### Set problem
Of all the lines in the records below, how many hold the word "angi"? Give the number alone.

### Data shown
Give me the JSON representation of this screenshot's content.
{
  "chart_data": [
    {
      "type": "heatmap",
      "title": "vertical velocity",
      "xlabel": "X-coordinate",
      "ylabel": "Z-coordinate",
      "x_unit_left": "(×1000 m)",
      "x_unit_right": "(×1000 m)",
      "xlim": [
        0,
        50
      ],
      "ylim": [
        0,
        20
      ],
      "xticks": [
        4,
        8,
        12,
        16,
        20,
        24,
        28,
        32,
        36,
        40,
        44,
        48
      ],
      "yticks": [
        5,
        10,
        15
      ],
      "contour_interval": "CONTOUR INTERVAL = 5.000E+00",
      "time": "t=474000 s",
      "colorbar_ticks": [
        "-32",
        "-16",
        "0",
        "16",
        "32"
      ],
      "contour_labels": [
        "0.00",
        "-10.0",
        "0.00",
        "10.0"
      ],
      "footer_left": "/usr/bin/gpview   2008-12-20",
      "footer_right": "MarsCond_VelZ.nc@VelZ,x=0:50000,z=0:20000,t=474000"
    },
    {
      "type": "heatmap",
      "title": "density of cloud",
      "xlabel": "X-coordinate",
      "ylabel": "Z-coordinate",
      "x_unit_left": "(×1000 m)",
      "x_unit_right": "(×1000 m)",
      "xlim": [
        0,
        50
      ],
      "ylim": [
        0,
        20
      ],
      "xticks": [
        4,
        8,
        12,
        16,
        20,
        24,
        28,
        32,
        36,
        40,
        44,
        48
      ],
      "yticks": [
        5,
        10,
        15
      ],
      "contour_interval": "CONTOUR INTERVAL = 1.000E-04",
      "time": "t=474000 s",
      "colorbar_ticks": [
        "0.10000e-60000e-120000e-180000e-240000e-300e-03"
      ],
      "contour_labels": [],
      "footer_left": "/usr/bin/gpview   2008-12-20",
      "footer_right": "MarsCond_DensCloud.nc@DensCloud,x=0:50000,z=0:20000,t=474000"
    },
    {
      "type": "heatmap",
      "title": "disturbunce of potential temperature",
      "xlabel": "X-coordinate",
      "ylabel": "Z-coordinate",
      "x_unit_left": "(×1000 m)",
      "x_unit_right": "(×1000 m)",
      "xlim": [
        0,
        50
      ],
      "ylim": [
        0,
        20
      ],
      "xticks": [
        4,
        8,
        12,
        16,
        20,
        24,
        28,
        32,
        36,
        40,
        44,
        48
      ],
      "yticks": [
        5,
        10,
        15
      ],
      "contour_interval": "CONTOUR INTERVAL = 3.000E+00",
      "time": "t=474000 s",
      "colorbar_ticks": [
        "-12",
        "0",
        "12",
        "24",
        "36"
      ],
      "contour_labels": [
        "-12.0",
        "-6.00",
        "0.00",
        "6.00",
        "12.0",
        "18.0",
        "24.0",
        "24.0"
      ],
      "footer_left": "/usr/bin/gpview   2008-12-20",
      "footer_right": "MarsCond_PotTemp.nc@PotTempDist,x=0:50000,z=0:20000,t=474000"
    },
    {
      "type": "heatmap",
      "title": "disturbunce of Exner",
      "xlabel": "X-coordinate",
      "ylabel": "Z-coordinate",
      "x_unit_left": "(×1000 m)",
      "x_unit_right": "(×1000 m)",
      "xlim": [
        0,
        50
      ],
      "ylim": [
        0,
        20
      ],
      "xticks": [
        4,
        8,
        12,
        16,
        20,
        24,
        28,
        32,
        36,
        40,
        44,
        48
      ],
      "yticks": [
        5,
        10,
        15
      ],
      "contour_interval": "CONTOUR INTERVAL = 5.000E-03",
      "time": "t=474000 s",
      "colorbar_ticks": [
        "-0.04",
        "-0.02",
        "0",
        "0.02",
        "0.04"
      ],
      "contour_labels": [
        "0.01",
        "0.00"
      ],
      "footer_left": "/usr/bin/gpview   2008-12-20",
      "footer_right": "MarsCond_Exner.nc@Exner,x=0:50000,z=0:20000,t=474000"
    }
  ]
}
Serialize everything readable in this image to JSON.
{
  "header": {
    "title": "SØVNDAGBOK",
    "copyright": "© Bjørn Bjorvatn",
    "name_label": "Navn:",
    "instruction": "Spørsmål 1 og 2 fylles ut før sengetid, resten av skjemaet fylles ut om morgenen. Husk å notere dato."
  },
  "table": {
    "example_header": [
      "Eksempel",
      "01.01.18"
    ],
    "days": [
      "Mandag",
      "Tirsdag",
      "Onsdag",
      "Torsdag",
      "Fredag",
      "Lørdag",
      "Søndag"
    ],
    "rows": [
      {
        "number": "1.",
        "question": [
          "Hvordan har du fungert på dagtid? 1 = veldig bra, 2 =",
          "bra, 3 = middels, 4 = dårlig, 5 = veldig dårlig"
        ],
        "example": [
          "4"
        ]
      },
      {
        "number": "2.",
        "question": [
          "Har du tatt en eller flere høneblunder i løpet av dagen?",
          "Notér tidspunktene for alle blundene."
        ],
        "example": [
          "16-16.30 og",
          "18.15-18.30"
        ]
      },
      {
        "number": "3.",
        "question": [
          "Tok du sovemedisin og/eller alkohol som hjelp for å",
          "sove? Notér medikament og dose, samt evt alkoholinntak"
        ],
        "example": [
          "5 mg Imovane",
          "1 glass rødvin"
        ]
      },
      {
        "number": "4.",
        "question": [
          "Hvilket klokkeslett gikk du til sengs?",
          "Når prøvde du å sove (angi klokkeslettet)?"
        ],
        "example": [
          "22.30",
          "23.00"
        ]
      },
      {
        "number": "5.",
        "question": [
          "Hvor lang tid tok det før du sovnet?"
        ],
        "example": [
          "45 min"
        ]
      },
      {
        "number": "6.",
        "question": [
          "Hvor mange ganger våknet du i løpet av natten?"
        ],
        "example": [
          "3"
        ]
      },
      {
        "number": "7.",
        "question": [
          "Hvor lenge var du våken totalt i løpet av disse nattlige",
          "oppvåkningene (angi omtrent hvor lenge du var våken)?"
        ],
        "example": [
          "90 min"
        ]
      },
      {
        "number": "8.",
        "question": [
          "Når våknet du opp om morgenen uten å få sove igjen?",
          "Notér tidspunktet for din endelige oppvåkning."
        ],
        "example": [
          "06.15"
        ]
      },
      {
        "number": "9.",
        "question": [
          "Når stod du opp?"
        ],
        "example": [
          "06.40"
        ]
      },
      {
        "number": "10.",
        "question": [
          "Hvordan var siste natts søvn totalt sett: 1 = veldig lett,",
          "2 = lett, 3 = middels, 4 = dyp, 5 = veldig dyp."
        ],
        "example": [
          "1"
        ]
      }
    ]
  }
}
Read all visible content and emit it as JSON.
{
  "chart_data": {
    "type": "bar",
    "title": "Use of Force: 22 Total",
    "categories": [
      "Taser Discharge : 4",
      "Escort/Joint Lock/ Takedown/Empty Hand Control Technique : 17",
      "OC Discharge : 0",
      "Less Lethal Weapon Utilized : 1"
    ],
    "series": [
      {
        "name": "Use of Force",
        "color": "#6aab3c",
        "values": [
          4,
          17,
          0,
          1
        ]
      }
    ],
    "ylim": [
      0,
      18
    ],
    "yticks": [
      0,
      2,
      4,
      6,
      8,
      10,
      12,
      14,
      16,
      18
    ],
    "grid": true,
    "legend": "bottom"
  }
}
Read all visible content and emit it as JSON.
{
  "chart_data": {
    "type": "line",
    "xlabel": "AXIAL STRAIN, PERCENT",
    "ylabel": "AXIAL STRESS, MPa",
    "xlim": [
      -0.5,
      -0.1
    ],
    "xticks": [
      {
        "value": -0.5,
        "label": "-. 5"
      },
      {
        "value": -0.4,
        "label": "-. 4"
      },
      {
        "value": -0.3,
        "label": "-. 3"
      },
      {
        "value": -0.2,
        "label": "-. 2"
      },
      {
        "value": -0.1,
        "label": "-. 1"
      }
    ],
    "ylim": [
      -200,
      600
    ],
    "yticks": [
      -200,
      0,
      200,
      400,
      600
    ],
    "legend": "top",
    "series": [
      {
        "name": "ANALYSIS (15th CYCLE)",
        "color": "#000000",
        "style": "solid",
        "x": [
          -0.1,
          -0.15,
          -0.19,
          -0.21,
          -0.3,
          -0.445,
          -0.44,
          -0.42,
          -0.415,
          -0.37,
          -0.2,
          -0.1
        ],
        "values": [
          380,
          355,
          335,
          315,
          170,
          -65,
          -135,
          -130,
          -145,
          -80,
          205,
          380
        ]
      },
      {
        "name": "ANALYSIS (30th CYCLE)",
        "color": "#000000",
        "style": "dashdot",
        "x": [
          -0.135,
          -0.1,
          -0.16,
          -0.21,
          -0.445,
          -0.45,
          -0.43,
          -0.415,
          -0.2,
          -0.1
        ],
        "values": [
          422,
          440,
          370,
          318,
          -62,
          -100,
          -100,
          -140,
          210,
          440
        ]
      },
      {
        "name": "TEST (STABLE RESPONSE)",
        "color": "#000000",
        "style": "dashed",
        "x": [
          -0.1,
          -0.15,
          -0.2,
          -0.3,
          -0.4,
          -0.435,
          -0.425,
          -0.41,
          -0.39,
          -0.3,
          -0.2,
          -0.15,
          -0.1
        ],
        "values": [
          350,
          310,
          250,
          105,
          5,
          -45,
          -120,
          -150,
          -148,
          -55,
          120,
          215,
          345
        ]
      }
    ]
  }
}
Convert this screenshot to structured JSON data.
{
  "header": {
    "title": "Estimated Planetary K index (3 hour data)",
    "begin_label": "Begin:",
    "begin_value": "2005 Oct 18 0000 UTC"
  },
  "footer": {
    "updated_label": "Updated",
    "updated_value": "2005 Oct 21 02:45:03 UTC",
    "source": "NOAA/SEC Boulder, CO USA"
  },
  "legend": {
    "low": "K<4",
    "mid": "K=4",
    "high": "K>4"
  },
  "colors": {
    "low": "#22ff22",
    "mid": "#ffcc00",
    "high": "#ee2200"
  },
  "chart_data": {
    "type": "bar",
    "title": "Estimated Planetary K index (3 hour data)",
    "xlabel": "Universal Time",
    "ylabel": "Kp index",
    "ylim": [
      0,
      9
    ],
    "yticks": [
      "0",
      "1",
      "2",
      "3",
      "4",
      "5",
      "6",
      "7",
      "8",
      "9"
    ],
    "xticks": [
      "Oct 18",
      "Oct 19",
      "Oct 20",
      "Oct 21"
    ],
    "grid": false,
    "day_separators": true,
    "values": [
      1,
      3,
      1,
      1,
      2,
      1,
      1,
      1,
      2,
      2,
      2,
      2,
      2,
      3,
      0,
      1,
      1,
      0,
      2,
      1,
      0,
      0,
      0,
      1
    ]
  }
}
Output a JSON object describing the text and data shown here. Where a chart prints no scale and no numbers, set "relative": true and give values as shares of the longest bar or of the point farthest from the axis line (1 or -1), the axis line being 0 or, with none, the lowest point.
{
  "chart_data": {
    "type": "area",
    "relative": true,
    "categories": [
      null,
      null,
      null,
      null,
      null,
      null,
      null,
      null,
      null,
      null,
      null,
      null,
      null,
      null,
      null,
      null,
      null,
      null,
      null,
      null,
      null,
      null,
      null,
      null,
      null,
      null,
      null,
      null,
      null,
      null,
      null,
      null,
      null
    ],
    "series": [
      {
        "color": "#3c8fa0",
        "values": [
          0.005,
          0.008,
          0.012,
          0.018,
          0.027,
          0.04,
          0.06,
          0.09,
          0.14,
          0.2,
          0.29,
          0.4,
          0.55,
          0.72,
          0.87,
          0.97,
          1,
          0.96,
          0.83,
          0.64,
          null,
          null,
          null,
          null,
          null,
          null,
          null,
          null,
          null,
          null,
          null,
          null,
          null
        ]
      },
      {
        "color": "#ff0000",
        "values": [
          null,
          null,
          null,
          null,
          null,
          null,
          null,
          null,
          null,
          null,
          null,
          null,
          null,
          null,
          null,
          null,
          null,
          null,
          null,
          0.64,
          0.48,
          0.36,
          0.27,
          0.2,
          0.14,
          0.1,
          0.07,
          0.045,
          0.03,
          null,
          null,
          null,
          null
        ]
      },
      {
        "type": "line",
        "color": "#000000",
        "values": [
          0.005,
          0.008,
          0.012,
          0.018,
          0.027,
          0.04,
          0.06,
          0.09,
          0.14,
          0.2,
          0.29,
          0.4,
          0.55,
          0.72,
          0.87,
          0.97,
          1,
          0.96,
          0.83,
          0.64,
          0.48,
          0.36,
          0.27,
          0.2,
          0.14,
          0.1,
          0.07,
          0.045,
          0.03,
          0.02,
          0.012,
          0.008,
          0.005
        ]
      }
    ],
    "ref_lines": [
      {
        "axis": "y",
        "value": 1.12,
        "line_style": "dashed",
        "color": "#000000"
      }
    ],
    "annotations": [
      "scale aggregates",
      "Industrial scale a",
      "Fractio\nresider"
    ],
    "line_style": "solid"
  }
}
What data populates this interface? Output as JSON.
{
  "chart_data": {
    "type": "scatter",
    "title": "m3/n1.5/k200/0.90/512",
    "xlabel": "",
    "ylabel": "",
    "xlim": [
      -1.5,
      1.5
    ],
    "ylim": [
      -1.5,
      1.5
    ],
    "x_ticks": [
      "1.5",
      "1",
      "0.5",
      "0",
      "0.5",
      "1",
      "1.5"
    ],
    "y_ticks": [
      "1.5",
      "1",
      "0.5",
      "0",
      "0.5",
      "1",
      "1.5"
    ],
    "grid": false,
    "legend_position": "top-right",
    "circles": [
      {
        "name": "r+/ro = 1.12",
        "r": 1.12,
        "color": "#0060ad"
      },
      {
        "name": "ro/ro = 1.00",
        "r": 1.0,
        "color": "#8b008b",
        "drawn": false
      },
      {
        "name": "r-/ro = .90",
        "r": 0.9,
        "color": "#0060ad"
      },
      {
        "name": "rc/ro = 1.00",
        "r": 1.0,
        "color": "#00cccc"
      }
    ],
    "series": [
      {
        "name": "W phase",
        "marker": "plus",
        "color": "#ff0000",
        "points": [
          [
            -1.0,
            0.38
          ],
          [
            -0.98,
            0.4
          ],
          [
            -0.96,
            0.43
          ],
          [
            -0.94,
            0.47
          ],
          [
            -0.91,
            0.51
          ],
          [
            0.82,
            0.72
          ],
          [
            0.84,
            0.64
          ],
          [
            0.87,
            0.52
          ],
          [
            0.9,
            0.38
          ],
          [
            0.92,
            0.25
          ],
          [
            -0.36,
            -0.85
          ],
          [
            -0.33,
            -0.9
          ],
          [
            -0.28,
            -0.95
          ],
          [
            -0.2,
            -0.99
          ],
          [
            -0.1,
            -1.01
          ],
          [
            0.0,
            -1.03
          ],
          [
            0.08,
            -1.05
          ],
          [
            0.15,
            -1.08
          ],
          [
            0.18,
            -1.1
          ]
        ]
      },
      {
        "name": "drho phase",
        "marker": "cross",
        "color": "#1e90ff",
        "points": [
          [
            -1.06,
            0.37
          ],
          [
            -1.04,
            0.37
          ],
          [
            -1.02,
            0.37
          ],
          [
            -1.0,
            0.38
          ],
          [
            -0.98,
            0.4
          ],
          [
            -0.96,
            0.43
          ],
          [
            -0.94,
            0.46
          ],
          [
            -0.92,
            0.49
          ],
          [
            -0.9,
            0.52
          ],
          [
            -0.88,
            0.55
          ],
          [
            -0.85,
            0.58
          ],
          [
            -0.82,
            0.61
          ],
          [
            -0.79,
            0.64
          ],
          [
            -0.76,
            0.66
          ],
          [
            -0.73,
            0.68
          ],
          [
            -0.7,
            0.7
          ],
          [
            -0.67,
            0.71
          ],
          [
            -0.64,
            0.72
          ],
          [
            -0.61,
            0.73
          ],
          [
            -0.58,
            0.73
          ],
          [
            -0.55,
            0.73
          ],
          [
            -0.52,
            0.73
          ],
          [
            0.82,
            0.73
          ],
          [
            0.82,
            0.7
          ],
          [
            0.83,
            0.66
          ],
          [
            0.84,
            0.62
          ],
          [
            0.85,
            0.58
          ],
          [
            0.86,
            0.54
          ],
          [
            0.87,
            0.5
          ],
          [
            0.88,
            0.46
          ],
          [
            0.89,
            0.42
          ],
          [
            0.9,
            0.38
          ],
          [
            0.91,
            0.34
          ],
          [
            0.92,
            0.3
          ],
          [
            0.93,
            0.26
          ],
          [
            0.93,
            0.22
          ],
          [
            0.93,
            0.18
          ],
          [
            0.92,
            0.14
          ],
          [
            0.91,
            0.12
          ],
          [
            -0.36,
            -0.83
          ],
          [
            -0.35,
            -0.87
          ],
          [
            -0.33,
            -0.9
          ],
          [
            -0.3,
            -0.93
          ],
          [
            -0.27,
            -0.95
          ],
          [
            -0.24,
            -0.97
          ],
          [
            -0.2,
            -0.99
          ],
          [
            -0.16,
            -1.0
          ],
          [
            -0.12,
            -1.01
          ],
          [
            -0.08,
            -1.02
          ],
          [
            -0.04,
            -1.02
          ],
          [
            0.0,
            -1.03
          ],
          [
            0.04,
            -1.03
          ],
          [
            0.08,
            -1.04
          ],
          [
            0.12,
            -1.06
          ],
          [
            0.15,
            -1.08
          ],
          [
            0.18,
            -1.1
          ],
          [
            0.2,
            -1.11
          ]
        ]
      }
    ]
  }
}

### The completed task
2